## ARTIGO
== == ==
Começo por registar um curiosíssimo texto de José Vítor Milheiros constante do "Público" de 29.04.09 intitulado "A frescura do franchising" e que é, um pouco, o "retrato" muito entendivelmente melancólico e desencantado de uma certa realidade cultu(r)al (eu chamar-lhe, por analogia... "pós-urbana") do País e, se calhar, também do resto do mundo de hoje.
Eu gosto de dizer que "sou do tempo de" (há já algum... tempo que entrei nisto de achar que sou decididamente de... "outro" tempo, daquele "em que...", como se, recordando voluntária ou involuntariamente a admirável figura do Cristo e da sua subtilíssima experiência de deliberada extra-mundialicidade, me fosse já gradualmente preparando para a despedida final deste--que me parece, aliás, cada vez mais baço, improvável e, por isso, inimaginavelmente difícil de habitar e, sobretudo, de... protagonizar); bom, mas eu gosto, então, dizia, de me referir a mim próprio como alguém "do tempo de" que, obviamente, não tem nada ou muito pouco em comum com este.
Sou, desde logo, do tempo dos cafés ou das... "cidades-café", das "vilas-café", dos anos '50 e '60 em Lisboa.
== == ==
## DADOS BRUTOS
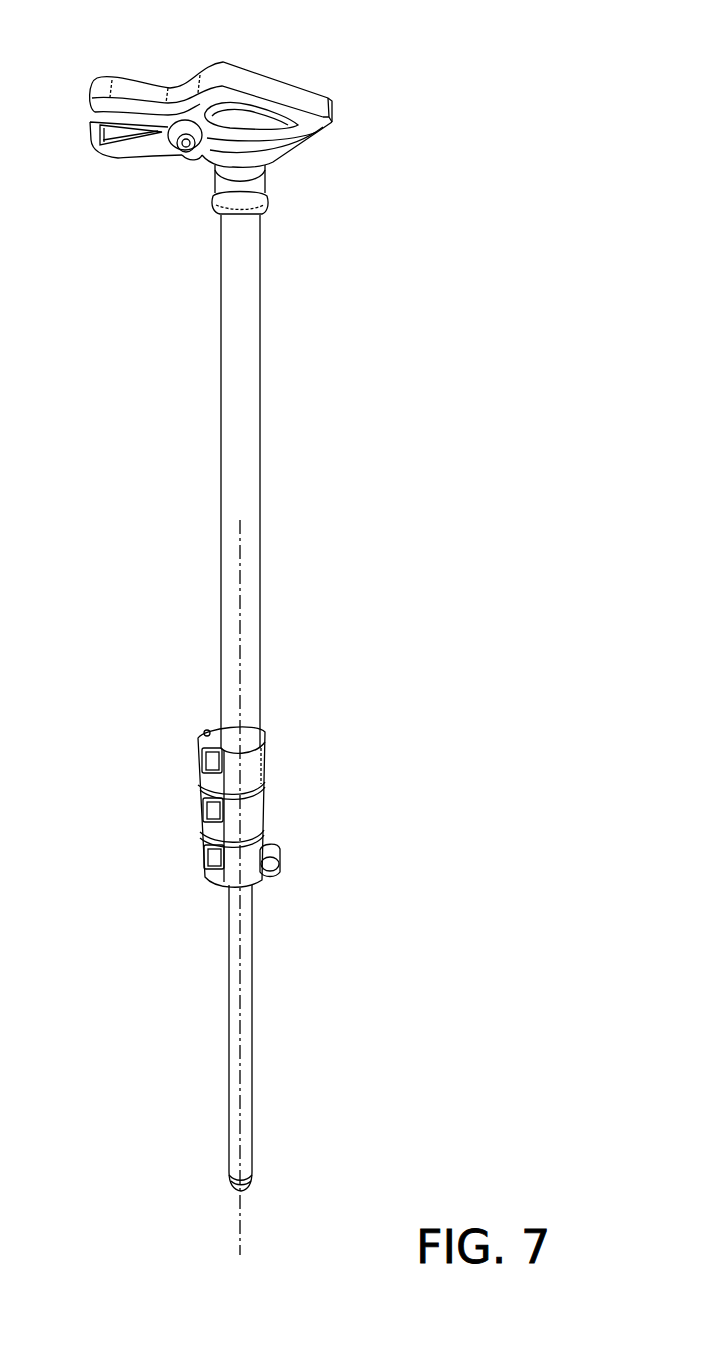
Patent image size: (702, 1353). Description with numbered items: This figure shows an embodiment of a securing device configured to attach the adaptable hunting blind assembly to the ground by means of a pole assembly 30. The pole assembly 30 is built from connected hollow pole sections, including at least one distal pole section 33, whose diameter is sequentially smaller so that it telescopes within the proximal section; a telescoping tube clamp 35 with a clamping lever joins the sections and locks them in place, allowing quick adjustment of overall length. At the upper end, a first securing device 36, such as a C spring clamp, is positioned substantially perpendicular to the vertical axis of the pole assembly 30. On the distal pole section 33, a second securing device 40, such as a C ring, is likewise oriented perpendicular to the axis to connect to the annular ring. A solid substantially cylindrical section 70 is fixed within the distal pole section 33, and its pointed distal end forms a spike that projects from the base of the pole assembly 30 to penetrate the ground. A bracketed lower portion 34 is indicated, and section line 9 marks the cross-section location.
== == ==
## REQUISITOS DAS TAREFAS
1. Reescreva o trecho do artigo que começa em "Eu gosto de" e termina em "e '60 em Lisboa.", trocando "Lisboa" por "Coimbra".
2. Liste todas as expressões que aparecem entre aspas no primeiro parágrafo do artigo.
3. Prossiga o artigo sobre o tempo dos cafés a partir da última frase apresentada.

## RESULTADOS DAS TAREFAS
1.
Eu gosto de dizer que "sou do tempo de" (há já algum... tempo que entrei nisto de achar que sou decididamente de... "outro" tempo, daquele "em que...", como se, recordando voluntária ou involuntariamente a admirável figura do Cristo e da sua subtilíssima experiência de deliberada extra-mundialicidade, me fosse já gradualmente preparando para a despedida final deste--que me parece, aliás, cada vez mais baço, improvável e, por isso, inimaginavelmente difícil de habitar e, sobretudo, de... protagonizar); bom, mas eu gosto, então, dizia, de me referir a mim próprio como alguém "do tempo de" que, obviamente, não tem nada ou muito pouco em comum com este.
Sou, desde logo, do tempo dos cafés ou das... "cidades-café", das "vilas-café", dos anos '50 e '60 em Coimbra.

2.
- "Público"
- "A frescura do franchising"
- "retrato"
- "pós-urbana"

3.
Pelos vistos (e ouvidos. E lidos!) a fundação destas cidades ou vilas é muito anterior à minha própria experiência delas.
António Ferro, (o "semanticamente amplo, febril e difuso, descentral Ferro", como gosto--julgo que com alguma propriedade e razão...-- de designá-lo) refere-se-lhes numa das poucas coisas verdadeiramente consideráveis que escreveu (*) traçando, num rasgo de imprevista inspiração, o retrato das respectivos "grandeurs et misères" numa Lisboa doentiamente salazarusca, baça e cataléptica onde eles luziam, "malgré tout" como "as close to making sense and possessing any form of an intelligence of reality as we as a nation might aspire to get"...
Nessa narcotizada Lisboa de '50 (que era, ainda, muito a Lisboa de Brun e de Lobato, a Lisboa das 'botas' e dos ardinas, dos marçanos e dos "ratos-de-repartição", a Lisboa sonsa e ridícula que fez de um certo parisismo meticulosamente filtrado--e severamente vigiado!--um parisismo com batatas e grelos, uma caricatura de Bordalo e, nesse sentido, uma espécie de peça de 'louça mental'... das Caldas permanentemente exposta no aparador carunchoso do Dr. António...); nessa Lisboa bolorenta, ressumando a "bafio mental" por todos os poros os cafés num vai-e-vem ensonado entre o Chiado e o Alto do Pina, o café--o "caféismo"--impunha-se como uma autêntica necessidade... fisiológica num povo proibido de juntar-se a si próprio para pensar.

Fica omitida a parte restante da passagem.